The data
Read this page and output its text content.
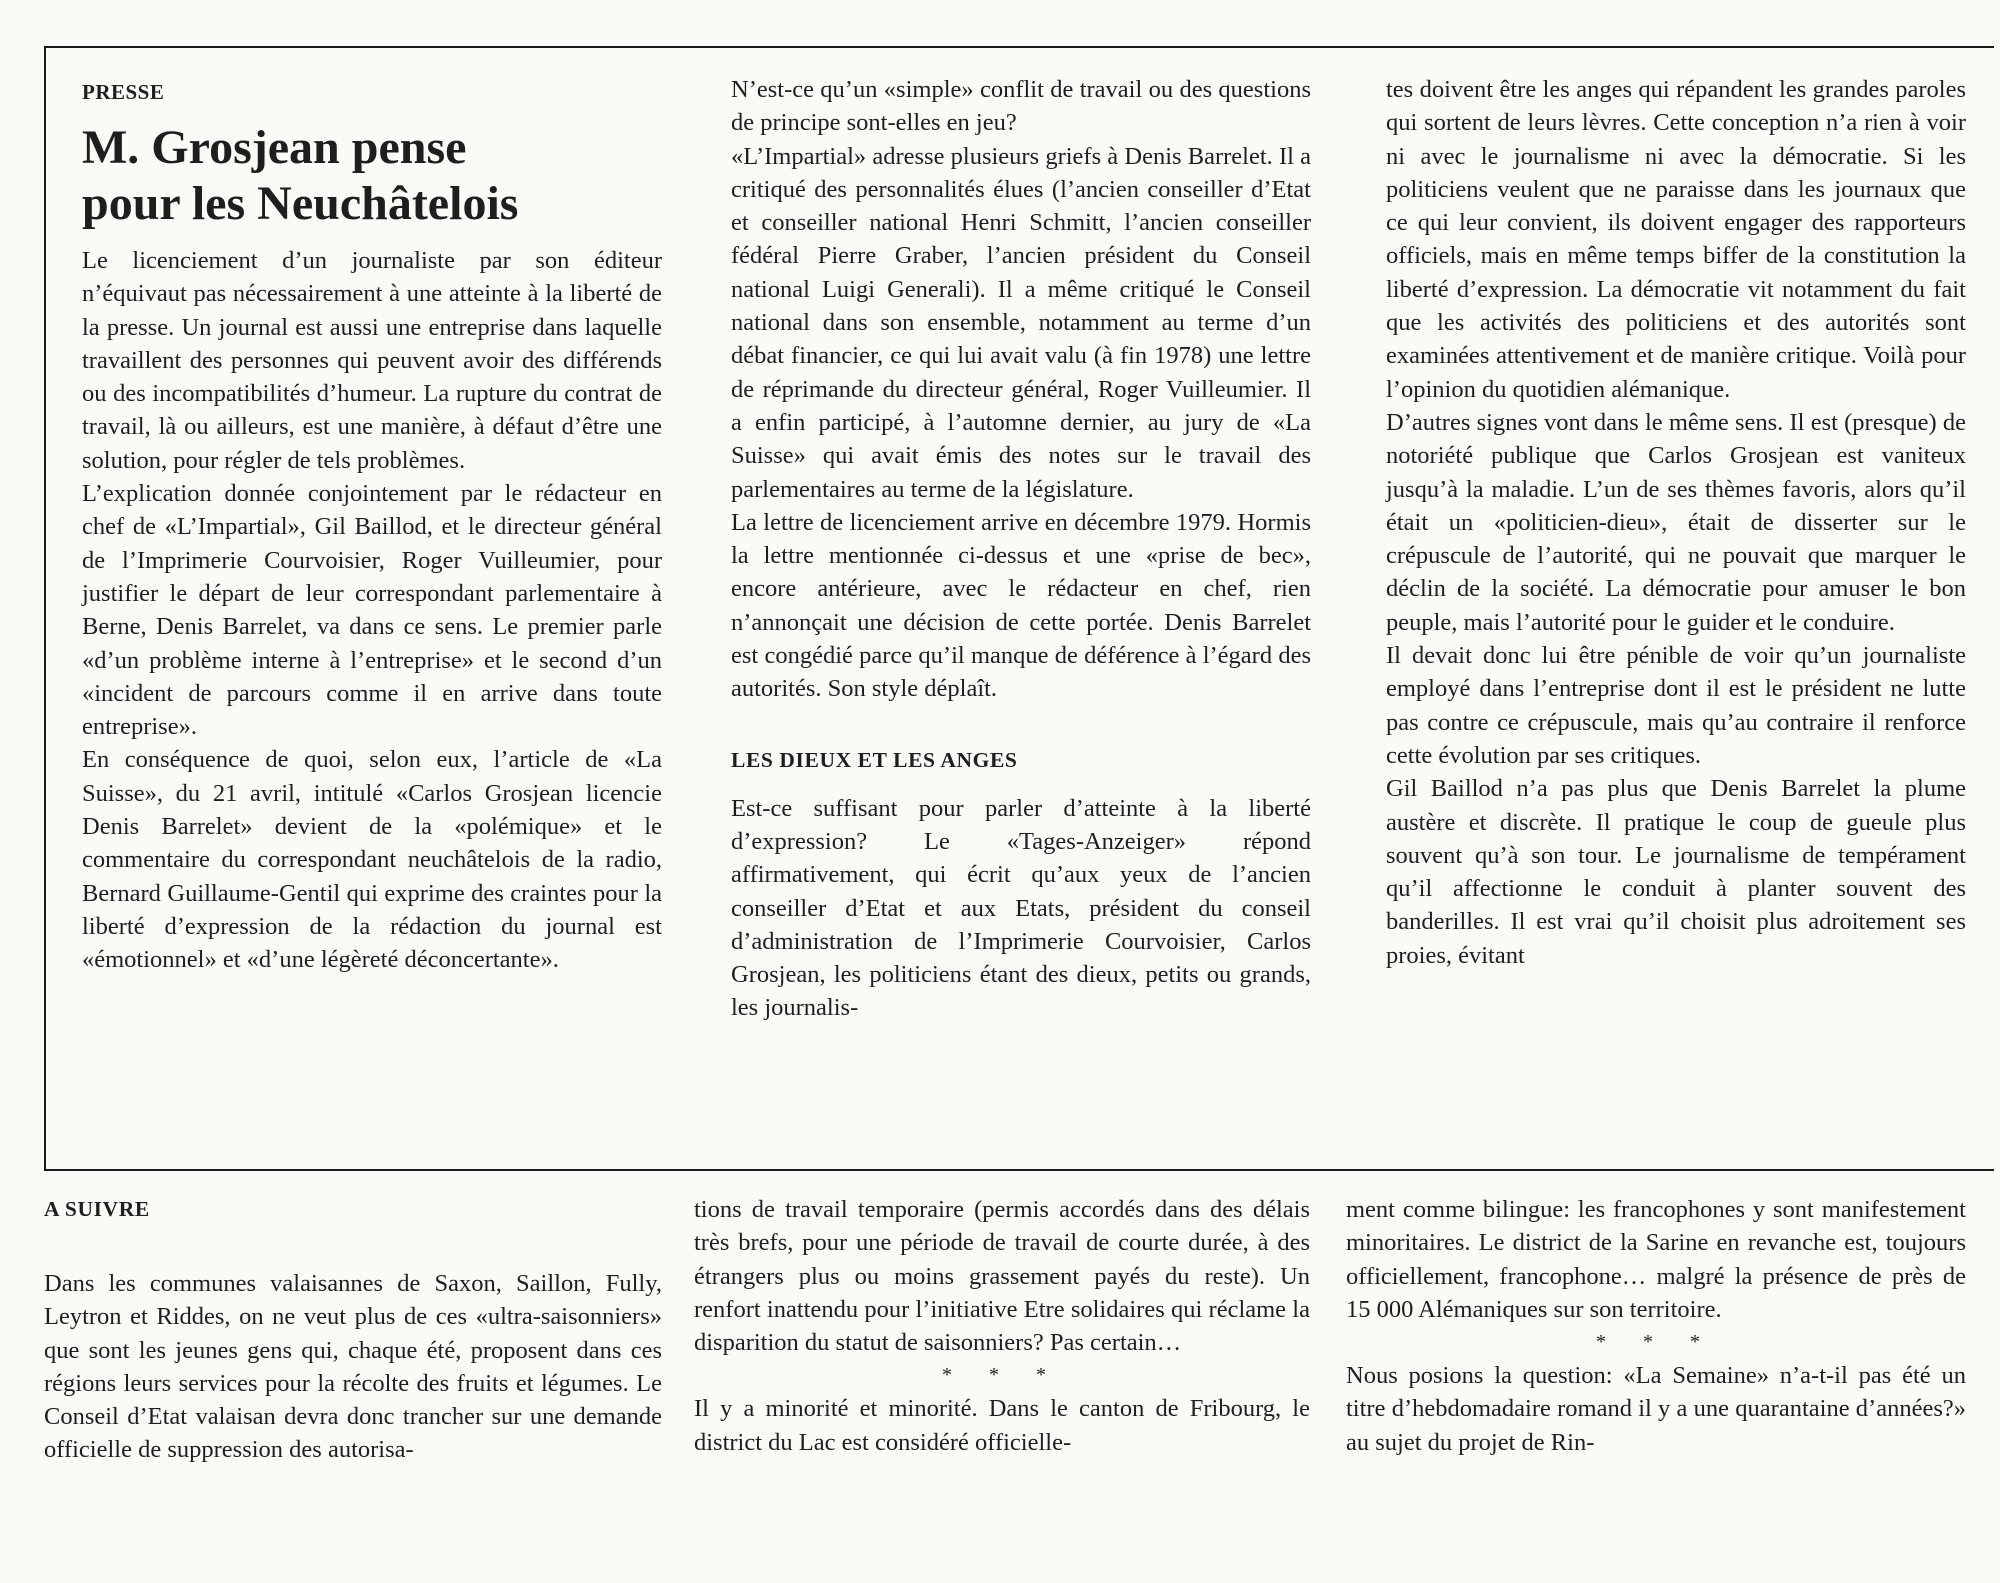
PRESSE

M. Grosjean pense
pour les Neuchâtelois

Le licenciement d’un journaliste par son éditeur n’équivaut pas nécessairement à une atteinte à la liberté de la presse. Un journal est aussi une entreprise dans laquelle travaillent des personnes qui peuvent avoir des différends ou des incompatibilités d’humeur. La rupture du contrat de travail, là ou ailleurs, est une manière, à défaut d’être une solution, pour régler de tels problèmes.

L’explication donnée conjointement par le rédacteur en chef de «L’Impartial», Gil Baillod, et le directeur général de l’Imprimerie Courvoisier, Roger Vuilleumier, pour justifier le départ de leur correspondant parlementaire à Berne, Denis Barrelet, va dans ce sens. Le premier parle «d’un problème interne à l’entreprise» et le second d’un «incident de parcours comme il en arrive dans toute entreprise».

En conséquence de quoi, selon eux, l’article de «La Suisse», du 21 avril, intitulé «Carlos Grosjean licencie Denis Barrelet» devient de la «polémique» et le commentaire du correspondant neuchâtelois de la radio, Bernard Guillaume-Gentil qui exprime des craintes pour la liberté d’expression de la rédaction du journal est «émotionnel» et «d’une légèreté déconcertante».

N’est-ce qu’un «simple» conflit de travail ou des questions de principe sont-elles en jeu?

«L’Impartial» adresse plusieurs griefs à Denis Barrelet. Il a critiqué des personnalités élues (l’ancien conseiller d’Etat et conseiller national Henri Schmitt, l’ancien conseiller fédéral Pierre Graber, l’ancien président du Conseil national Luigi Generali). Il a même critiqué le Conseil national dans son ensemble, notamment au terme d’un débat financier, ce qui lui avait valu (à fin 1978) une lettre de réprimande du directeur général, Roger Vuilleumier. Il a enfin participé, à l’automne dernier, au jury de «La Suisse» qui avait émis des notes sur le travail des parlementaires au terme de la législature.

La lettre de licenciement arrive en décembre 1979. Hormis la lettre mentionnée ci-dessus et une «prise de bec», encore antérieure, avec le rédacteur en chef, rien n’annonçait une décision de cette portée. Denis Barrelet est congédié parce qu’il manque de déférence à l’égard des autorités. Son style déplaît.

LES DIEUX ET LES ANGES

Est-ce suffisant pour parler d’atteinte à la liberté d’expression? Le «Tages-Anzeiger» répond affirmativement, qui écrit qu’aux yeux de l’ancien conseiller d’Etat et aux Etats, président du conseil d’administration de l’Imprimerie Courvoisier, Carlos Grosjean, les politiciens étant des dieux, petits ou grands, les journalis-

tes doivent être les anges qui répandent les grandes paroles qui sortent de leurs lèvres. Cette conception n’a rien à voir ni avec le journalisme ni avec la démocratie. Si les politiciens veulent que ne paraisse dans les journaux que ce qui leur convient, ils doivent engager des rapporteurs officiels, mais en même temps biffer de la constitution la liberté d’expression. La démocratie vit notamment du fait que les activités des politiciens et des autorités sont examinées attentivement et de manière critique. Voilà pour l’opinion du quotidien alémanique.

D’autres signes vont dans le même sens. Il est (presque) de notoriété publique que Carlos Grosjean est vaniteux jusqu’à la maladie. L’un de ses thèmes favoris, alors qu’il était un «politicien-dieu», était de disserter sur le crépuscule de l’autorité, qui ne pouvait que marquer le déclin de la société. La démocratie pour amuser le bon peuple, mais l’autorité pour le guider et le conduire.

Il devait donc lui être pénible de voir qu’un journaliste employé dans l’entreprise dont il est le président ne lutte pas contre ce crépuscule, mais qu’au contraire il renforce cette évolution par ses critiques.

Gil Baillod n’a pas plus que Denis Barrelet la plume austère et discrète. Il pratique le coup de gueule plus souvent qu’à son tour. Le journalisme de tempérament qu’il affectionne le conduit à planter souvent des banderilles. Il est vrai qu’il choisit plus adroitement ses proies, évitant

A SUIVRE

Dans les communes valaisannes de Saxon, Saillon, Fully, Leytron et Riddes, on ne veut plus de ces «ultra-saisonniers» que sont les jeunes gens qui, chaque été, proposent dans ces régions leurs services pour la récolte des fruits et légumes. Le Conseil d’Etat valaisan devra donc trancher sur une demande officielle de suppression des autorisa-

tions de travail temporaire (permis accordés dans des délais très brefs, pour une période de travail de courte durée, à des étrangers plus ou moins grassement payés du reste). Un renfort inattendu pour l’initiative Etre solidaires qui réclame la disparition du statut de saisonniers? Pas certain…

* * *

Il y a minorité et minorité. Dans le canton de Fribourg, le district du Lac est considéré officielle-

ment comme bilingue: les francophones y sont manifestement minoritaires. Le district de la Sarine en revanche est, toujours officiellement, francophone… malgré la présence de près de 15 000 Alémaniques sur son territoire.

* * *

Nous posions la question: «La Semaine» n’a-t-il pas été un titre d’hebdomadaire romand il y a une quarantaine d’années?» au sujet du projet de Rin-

==

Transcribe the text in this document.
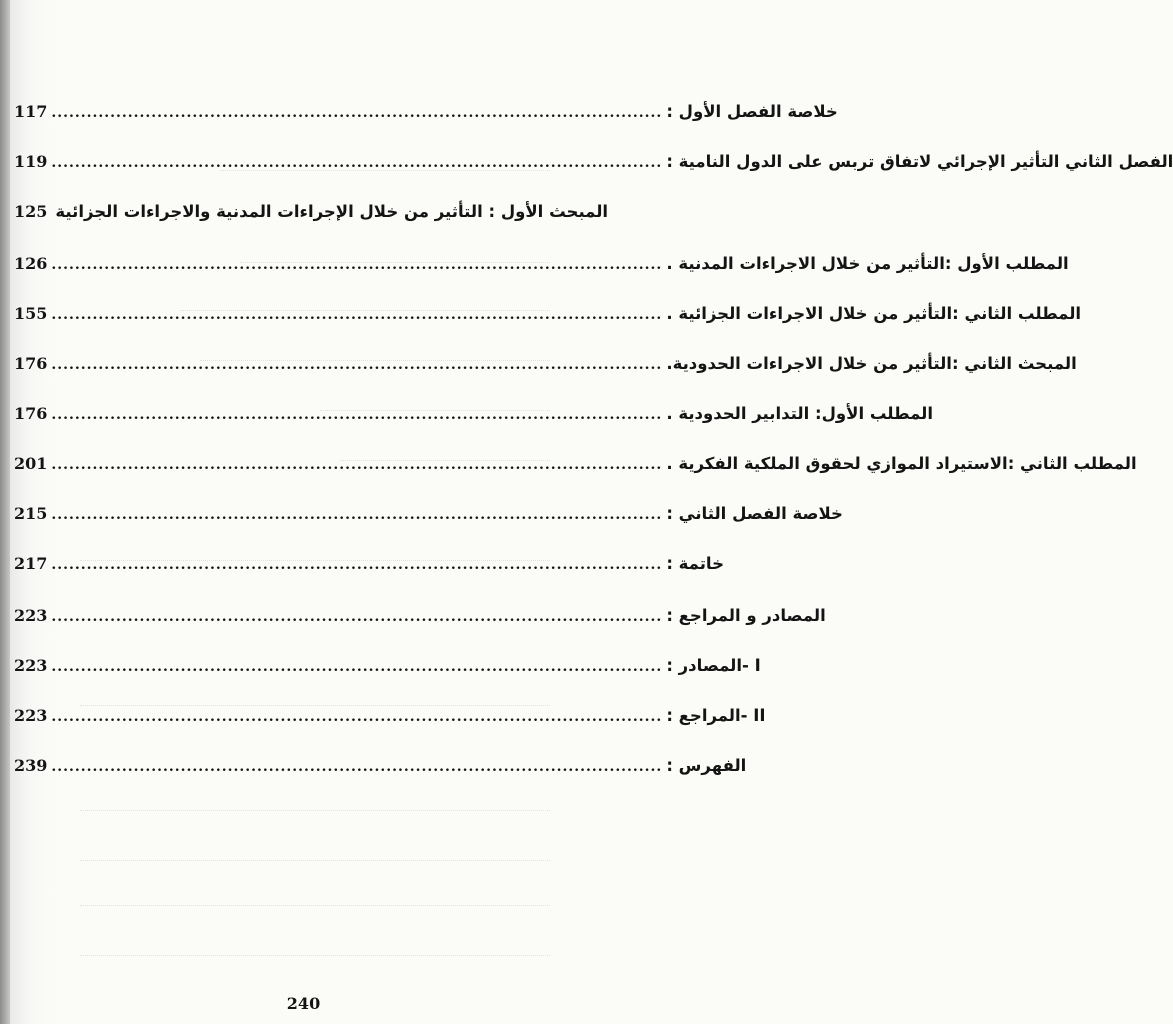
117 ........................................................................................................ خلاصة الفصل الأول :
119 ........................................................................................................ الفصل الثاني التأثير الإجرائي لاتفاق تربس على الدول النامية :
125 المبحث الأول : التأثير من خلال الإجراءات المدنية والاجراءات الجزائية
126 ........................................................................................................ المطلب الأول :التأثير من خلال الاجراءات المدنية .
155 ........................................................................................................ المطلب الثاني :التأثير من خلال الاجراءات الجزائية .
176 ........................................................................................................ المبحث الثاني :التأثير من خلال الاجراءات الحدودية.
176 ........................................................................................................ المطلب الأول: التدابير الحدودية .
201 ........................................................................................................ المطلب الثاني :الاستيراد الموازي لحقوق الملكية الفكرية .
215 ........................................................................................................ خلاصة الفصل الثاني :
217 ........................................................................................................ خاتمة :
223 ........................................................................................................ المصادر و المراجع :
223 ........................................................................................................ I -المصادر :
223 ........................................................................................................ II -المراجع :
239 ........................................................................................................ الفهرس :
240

Work to complete
Look through the data and gather every line with the string "text" in it.

Problem solution
Read this page and output its text content.
Transcribe the text in this document.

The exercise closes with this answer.